_Input data_
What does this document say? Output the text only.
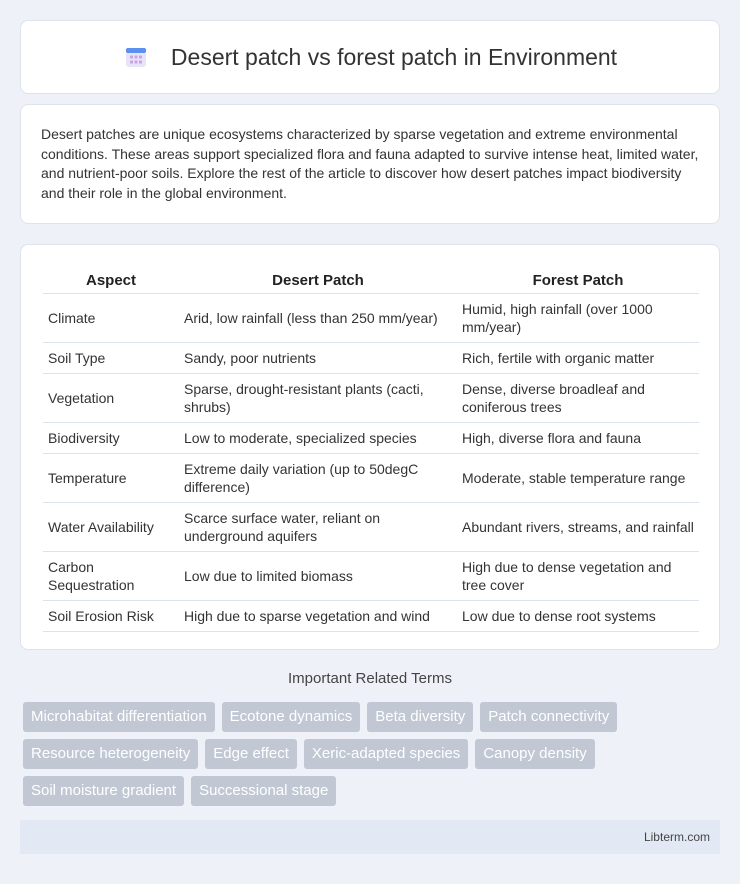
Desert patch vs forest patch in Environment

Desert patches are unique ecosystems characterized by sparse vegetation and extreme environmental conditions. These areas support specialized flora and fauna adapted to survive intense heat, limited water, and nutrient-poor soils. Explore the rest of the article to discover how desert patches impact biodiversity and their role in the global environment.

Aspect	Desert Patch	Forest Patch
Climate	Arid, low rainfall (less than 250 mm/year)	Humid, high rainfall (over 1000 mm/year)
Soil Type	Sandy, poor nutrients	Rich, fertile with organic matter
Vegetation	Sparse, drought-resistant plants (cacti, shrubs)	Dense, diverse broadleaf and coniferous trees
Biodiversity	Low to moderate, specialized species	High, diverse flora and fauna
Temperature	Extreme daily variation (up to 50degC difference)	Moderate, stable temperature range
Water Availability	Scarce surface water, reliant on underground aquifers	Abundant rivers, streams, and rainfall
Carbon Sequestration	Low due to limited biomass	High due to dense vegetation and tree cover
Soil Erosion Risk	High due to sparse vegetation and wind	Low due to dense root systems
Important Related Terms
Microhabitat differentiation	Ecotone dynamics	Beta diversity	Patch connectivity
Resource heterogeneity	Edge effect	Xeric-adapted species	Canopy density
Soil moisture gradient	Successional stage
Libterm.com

_Requirements_
Write the material out again exactly as it appears, dropping the pictures.

_Output_
What does this document say? Output the text only.
Desert patch vs forest patch in Environment

Desert patches are unique ecosystems characterized by sparse vegetation and extreme environmental conditions. These areas support specialized flora and fauna adapted to survive intense heat, limited water, and nutrient-poor soils. Explore the rest of the article to discover how desert patches impact biodiversity and their role in the global environment.

Aspect	Desert Patch	Forest Patch
Climate	Arid, low rainfall (less than 250 mm/year)	Humid, high rainfall (over 1000 mm/year)
Soil Type	Sandy, poor nutrients	Rich, fertile with organic matter
Vegetation	Sparse, drought-resistant plants (cacti, shrubs)	Dense, diverse broadleaf and coniferous trees
Biodiversity	Low to moderate, specialized species	High, diverse flora and fauna
Temperature	Extreme daily variation (up to 50degC difference)	Moderate, stable temperature range
Water Availability	Scarce surface water, reliant on underground aquifers	Abundant rivers, streams, and rainfall
Carbon Sequestration	Low due to limited biomass	High due to dense vegetation and tree cover
Soil Erosion Risk	High due to sparse vegetation and wind	Low due to dense root systems
Important Related Terms
Microhabitat differentiation	Ecotone dynamics	Beta diversity	Patch connectivity
Resource heterogeneity	Edge effect	Xeric-adapted species	Canopy density
Soil moisture gradient	Successional stage
Libterm.com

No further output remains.